STUPAS WERE CONSIDERED THE LIVING PRESENCE OF THE BUDDHA, HIS PROTECTIVE POWERS, AND HIS LIVING ENERGY.

The relics of the Buddha were not merely considered a commemorative symbol by the Buddhist community; they were believed to be the living presence of the Buddha, a depository of his protective powers and living energy. Early in the Buddhist tradition, clergy and laity alike practiced the veneration of stupas and the relics in them in order to gain spiritual merit. The importance of the stupas gradually increased as a result of both the emphasis of the Buddhist relic-cult and their multiplication during the time of Ashoka. Stupas became a symbol not only of Buddhism itself but also an architectural testimony to its expansion and strength.
It should be noted that the veneration of stupas is not unique to Buddhism. This practice had its origin in Indian traditions pre-dating the emergence of Buddhism. From pre-historical times, burial mounds containing the remains of the dead were a common funerary practice in some Indian societies: in these mounds, the living paid homage to their dead, just like Buddhists would do for their saints centuries later.

STUPAS & EARLY BUDDHISM

The earliest archaeological evidence for the presence of stupas in North India dates to the late 4th century BCE. These are all pilgrimage stupas, which means that they were built outside the domains of monastic complexes, at pilgrimage sites. Although we have no material evidence of earlier stupas, Buddhist scriptures claim that stupas were built at least a century earlier. It is possible that before this time, stupas were built with non-durable materials such as wood, or even as burial mounds, in which case archaeological detection would be nearly impossible.

=====

- _Required action 1_
Extract the part of the passage on stupas that begins at the words "STUPAS & EARLY" and stops after the words "be nearly impossible.".
- _Required action 2_
According to the passage on stupas, to what period does the earliest archaeological evidence for stupas in North India date?
The listing is not needed for any of this work.

- _Document layout analysis data_
=====

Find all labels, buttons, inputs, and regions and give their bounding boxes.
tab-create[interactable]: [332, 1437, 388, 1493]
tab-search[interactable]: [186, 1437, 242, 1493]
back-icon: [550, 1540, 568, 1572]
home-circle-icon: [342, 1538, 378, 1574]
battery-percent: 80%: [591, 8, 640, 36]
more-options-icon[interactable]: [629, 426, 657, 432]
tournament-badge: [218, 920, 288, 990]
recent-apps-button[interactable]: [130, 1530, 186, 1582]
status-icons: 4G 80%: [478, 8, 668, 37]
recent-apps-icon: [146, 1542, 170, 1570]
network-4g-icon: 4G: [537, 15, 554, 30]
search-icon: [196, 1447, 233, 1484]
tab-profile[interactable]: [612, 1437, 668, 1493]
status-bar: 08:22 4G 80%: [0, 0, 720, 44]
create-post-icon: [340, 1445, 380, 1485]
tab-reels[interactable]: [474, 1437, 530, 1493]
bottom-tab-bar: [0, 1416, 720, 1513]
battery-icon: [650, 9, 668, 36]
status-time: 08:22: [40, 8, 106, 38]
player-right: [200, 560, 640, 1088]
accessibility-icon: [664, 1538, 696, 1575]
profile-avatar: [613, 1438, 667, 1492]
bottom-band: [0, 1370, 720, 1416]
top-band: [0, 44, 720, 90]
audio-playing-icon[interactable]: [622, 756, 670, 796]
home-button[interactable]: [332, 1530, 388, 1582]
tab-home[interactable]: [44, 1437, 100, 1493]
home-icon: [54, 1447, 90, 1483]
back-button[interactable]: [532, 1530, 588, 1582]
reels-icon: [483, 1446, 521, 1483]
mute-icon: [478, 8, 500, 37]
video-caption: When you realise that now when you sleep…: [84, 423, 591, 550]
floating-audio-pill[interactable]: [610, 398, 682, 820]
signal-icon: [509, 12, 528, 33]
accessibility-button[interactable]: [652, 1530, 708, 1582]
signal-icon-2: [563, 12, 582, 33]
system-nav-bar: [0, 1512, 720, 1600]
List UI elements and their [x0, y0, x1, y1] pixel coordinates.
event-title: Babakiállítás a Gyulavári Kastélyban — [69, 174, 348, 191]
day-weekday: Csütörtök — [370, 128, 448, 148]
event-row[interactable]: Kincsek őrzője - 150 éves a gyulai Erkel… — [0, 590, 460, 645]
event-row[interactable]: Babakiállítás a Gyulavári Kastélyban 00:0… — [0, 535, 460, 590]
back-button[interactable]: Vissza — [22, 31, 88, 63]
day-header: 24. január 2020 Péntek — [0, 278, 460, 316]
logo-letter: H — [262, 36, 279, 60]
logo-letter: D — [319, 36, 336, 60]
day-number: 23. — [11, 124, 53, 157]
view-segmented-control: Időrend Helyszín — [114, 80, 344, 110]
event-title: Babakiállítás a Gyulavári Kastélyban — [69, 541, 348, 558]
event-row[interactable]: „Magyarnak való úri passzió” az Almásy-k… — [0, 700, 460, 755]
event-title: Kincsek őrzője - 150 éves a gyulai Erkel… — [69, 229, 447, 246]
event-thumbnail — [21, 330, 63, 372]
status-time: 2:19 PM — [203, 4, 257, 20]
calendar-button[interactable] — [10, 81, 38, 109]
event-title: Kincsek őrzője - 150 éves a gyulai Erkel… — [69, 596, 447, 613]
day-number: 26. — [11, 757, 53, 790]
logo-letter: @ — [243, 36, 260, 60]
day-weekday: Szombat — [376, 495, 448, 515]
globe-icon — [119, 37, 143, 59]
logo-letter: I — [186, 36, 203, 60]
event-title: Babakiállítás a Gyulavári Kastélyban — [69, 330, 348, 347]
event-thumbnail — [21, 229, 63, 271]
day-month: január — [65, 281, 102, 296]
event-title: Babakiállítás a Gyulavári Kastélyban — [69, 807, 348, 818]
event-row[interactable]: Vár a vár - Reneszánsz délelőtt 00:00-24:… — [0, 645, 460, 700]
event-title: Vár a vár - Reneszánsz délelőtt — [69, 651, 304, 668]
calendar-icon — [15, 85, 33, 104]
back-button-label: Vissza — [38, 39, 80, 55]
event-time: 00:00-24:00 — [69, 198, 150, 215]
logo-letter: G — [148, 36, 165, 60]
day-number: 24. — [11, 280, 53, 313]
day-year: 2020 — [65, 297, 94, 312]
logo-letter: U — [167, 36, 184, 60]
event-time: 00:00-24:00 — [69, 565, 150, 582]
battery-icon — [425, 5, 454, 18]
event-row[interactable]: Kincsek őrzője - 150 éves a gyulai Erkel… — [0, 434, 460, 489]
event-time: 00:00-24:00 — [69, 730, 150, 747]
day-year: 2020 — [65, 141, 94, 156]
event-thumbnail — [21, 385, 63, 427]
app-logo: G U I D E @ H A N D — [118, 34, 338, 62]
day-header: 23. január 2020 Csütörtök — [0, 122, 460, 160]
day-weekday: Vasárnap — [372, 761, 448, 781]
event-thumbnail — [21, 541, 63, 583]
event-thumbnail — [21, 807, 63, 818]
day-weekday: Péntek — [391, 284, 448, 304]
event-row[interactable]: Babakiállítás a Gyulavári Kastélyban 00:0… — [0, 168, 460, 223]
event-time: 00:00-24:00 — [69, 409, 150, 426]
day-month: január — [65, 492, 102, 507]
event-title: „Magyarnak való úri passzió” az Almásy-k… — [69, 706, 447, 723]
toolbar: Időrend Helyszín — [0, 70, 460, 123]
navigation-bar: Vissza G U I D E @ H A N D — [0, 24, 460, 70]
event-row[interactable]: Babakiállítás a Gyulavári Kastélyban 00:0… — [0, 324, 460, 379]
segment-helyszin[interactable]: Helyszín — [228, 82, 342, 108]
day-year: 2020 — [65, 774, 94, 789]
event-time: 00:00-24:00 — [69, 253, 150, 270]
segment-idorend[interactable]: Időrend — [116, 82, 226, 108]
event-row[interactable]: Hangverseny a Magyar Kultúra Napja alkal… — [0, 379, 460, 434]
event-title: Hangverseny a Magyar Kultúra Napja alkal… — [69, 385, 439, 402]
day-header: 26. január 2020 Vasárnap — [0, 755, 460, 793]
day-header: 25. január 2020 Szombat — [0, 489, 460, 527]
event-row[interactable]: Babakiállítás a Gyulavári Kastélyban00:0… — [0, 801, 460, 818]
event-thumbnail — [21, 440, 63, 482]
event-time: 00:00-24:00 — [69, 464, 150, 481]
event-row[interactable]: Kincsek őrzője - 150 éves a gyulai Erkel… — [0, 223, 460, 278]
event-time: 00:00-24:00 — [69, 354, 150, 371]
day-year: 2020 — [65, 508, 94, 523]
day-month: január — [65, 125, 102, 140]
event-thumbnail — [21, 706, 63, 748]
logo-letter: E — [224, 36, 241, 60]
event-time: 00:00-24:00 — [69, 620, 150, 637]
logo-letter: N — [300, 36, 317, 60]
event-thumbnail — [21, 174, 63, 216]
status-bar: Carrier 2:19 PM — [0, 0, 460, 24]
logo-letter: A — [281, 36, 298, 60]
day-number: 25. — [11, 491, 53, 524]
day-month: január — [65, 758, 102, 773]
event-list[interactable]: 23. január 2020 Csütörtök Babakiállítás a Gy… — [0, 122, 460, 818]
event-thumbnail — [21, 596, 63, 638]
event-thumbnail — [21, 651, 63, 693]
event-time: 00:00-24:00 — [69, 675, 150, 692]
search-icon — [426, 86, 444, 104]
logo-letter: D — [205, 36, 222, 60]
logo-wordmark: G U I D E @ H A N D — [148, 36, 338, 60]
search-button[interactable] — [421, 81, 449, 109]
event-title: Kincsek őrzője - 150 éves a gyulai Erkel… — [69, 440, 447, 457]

=====

- _Reply 1_
STUPAS & EARLY BUDDHISM

The earliest archaeological evidence for the presence of stupas in North India dates to the late 4th century BCE. These are all pilgrimage stupas, which means that they were built outside the domains of monastic complexes, at pilgrimage sites. Although we have no material evidence of earlier stupas, Buddhist scriptures claim that stupas were built at least a century earlier. It is possible that before this time, stupas were built with non-durable materials such as wood, or even as burial mounds, in which case archaeological detection would be nearly impossible.

- _Reply 2_
The late 4th century BCE.